Gründe für einen Abschiebungsschutz nach § 60 Abs. 7 AufenthG sind ebenfalls nicht
ersichtlich. Nach § 60 Abs. 7 AufenthG soll von der Abschiebung eines Ausländers in
einen anderen Staat abgesehen werden, wenn dort für ihn eine erhebliche konkrete
Gefahr für Leib, Leben oder Freiheit besteht, und zwar unabhängig davon, ob diese vom
Staat ausgeht oder diesem zuzurechnen ist oder auf anderen Ursachen beruht. Für die
Annahme einer konkreten Gefahr genügt aber nicht die theoretische Möglichkeit, Opfer
von Eingriffen in die genannten Rechtsgüter zu werden. Vielmehr ist erforderlich, dass
eine einzelfallbezogene, individuell bestimmte und erhebliche Gefährdungssituation mit
beachtlicher Wahrscheinlichkeit landesweit besteht. Demgegenüber ist die
Berücksichtigung von Gefahren, denen die Bevölkerung oder die Bevölkerungsgruppe,
der der Ausländer angehört, allgemein ausgesetzt ist, allein einer generellen
Entscheidung nach § 60a Abs. 1 Satz 1 AufenthG vorbehalten (§ 60 Abs. 7 Satz 2
AufenthG), und das grundsätzlich selbst dann, wenn eine solche Gefahr den Einzelnen
konkret und individualisierbar betrifft. Trotz bestehender erheblicher Gefahr ist danach
die Anwendbarkeit des § 60 Abs. 7 Satz 1 AufenthG gesperrt, wenn dieselbe Gefahr
zugleich einer Vielzahl weiterer Personen im Abschiebezielstaat droht. Abweichend von
diesem Grundsatz gebietet eine verfassungskonforme Auslegung und Anwendung des
§ 60 Abs. 7 AufenthG im Einzelfall allerdings dann, wenn der Ausländer in seinem
Heimatstaat einer extremen Gefahrenlage dergestalt ausgesetzt wäre, dass er im Falle
seiner Abschiebung dorthin gleichsam sehenden Auges dem sicheren Tod oder
schwersten Verletzungen ausgeliefert sein würde, die Gewährung von
Abschiebungsschutz nach § 60 Abs. 7 Satz 1 AufenthG,
46
vgl. BVerwG, Urteile vom 17. Oktober 1995 - 9 C 9.95 -, BVerwGE 99, 324, vom
29. März 1996 9 C 116.95 , DVBl. 1996, 1257, vom 2. September 1997 9 C 40.96
und vom 8. Dezember 1998 9 C 4.98 , BVerwGE 108, 77 zu § 53 Abs. 6 AuslG.

§ **Erfasste Daten**:
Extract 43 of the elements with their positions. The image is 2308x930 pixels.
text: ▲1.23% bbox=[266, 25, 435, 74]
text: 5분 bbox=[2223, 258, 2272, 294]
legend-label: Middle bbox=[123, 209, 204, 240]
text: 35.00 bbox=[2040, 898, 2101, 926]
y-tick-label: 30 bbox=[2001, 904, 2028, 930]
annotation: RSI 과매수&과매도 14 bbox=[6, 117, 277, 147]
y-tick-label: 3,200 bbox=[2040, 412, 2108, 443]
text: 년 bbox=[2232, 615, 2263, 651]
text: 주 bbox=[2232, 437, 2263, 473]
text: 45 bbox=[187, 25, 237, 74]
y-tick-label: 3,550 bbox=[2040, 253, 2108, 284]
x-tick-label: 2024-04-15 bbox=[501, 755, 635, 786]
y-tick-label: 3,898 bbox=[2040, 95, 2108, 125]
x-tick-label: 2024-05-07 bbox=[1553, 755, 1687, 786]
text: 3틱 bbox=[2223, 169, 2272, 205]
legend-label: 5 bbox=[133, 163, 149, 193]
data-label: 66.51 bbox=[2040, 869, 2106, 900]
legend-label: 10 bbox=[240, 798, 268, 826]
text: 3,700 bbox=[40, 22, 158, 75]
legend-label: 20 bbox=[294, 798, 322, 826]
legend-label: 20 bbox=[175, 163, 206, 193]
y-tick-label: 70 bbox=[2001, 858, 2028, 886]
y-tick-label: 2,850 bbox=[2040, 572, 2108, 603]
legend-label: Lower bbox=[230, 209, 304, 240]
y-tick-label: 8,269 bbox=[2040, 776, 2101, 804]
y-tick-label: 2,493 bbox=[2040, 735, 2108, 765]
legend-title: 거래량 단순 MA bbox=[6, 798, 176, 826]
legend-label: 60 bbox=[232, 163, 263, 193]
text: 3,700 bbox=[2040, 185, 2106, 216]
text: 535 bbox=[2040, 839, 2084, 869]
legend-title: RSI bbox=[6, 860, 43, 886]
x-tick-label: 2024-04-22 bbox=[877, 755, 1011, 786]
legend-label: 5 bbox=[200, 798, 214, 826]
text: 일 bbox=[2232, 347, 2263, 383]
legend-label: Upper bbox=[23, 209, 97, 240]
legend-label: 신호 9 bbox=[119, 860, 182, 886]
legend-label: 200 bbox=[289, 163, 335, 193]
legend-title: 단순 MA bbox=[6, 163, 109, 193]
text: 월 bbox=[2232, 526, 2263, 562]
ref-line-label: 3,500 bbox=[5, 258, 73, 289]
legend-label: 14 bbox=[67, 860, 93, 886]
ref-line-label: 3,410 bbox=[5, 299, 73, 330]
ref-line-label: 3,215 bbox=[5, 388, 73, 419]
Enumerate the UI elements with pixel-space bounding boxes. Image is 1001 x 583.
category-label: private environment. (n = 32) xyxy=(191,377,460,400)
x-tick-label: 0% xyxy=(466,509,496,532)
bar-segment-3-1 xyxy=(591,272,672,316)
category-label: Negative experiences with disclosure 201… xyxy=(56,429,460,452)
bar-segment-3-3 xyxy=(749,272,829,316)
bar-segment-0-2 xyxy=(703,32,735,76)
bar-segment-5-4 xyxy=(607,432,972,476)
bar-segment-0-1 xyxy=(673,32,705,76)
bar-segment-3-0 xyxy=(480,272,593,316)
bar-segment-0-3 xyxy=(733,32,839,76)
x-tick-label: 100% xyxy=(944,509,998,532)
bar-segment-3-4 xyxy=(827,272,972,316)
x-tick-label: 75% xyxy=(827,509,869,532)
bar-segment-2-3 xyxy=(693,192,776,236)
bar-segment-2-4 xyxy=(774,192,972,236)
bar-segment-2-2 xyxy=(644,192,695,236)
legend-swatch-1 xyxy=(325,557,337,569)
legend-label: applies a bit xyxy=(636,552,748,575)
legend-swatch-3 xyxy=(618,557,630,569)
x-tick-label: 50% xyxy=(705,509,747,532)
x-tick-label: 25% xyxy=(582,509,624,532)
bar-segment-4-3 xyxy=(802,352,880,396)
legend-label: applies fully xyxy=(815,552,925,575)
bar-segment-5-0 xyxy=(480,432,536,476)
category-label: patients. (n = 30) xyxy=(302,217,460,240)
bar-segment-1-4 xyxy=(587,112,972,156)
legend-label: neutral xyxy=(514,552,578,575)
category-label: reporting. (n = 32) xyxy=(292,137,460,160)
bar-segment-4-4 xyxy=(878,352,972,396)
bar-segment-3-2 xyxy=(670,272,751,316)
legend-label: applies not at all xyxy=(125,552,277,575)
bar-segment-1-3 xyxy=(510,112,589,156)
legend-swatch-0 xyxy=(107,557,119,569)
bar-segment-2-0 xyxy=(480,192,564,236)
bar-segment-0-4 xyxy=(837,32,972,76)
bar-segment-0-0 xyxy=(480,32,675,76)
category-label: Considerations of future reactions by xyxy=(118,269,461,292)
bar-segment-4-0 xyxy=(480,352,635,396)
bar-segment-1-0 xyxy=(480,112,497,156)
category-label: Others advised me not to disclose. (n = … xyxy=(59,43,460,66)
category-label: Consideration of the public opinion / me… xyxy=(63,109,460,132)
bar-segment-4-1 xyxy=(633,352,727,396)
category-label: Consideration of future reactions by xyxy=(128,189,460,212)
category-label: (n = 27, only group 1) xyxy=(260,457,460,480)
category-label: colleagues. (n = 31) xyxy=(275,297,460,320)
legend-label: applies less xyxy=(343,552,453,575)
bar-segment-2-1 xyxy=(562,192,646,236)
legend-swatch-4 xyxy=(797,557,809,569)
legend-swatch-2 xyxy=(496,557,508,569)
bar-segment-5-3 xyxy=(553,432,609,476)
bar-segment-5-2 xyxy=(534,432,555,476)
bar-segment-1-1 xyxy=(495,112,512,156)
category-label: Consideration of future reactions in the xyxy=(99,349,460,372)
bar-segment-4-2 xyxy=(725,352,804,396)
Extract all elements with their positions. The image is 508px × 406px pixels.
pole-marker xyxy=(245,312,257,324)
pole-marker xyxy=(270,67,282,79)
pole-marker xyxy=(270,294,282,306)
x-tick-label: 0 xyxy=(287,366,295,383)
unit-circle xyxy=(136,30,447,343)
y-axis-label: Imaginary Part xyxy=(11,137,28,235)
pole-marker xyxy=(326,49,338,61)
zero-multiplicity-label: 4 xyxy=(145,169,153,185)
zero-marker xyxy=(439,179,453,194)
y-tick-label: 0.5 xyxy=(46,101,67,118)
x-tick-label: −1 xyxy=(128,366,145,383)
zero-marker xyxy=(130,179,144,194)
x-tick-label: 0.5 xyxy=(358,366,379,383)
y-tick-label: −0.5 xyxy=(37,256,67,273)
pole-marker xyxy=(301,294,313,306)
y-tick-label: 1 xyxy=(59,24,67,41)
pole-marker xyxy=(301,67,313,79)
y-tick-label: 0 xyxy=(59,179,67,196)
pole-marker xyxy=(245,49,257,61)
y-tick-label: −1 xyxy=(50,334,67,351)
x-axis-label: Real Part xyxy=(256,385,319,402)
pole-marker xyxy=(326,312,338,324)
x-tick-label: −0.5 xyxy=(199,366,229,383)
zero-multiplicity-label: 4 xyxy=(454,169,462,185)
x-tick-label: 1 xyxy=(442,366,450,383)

§ **Ihre Aufgaben**:
A) Übersetzen Sie diesen Satz aus dem Auszug zum Abschiebungsschutz ins Englische: „Für die Annahme einer konkreten Gefahr genügt aber nicht die theoretische Möglichkeit, Opfer von Eingriffen in die genannten Rechtsgüter zu werden.“
B) Welcher Entscheidung ist nach dem Auszug zum Abschiebungsschutz die Berücksichtigung allgemeiner Gefahren für die Bevölkerung vorbehalten?
C) Stimmen diese Aussagen mit dem Auszug zum Abschiebungsschutz überein? Antworten Sie jeweils mit Ja oder Nein und zitieren Sie die entscheidenden Worte.
(i) Die Gefahr muss vom Staat ausgehen.
(ii) Die Gefährdungssituation muss mit beachtlicher Wahrscheinlichkeit landesweit bestehen.
(iii) Droht dieselbe Gefahr zugleich vielen weiteren Personen im Zielstaat, ist § 60 Abs. 7 Satz 1 AufenthG gesperrt.

§ **Antworten**:
A) However, the theoretical possibility of becoming a victim of infringements of the legal interests mentioned is not sufficient for assuming a concrete danger.

B) Einer generellen Entscheidung nach § 60a Abs. 1 Satz 1 AufenthG.

C)
(i) Nein: „unabhängig davon, ob diese vom Staat ausgeht oder diesem zuzurechnen ist oder auf anderen Ursachen beruht“
(ii) Ja: „eine einzelfallbezogene, individuell bestimmte und erhebliche Gefährdungssituation mit beachtlicher Wahrscheinlichkeit landesweit besteht“
(iii) Ja: „die Anwendbarkeit des § 60 Abs. 7 Satz 1 AufenthG gesperrt, wenn dieselbe Gefahr zugleich einer Vielzahl weiterer Personen im Abschiebezielstaat droht“